[Data entries]
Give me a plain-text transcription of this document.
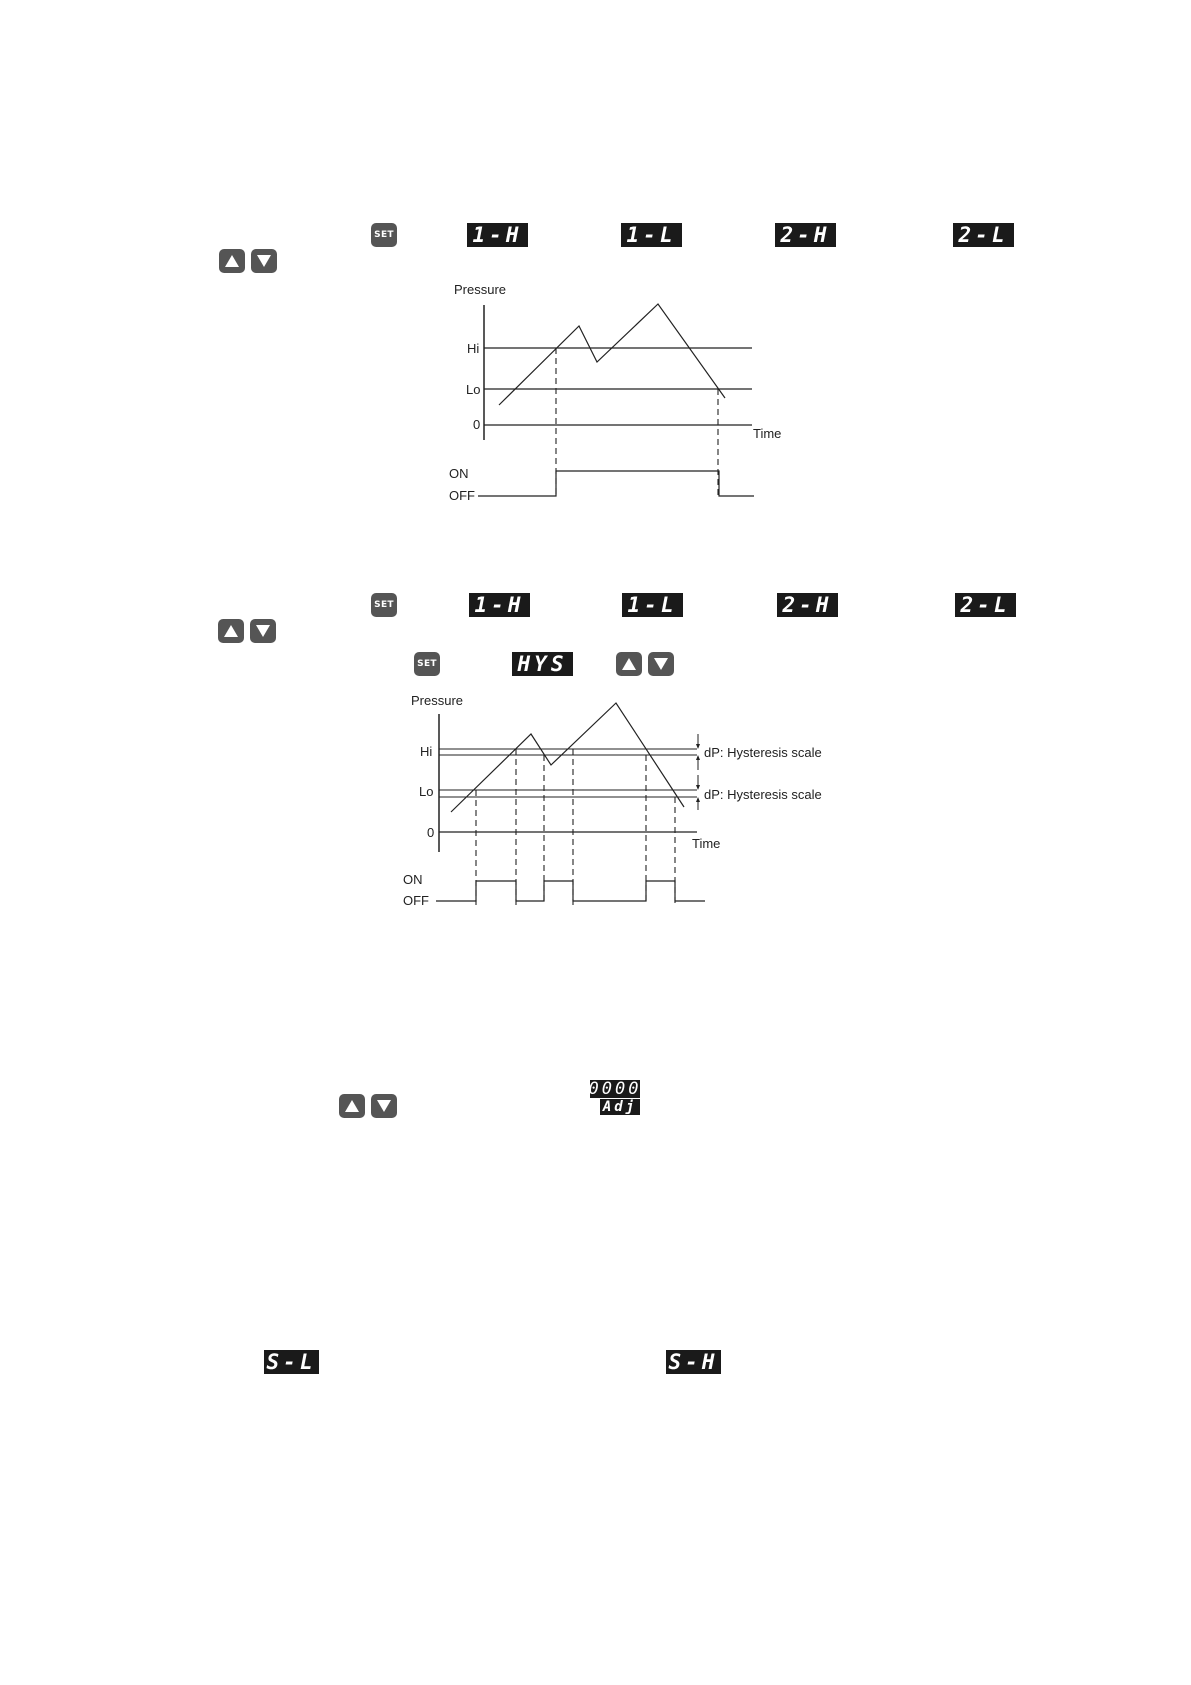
SET	1-H	1-L	2-H	2-L
Pressure
Hi
Lo
0
Time
ON
OFF
SET	1-H	1-L	2-H	2-L
SET	HYS
Pressure
Hi
Lo
0
Time
dP: Hysteresis scale
dP: Hysteresis scale
ON
OFF
0000
Adj
S-L	S-H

**YOUR TASK**
Restate the data above word for word. Skip every picture.

**WRITTEN RESPONSE**
Give me a plain-text transcription of this document.
SET	1-H	1-L	2-H	2-L
Pressure
Hi
Lo
0
Time
ON
OFF
SET	1-H	1-L	2-H	2-L
SET	HYS
Pressure
Hi
Lo
0
Time
dP: Hysteresis scale
dP: Hysteresis scale
ON
OFF
0000
Adj
S-L	S-H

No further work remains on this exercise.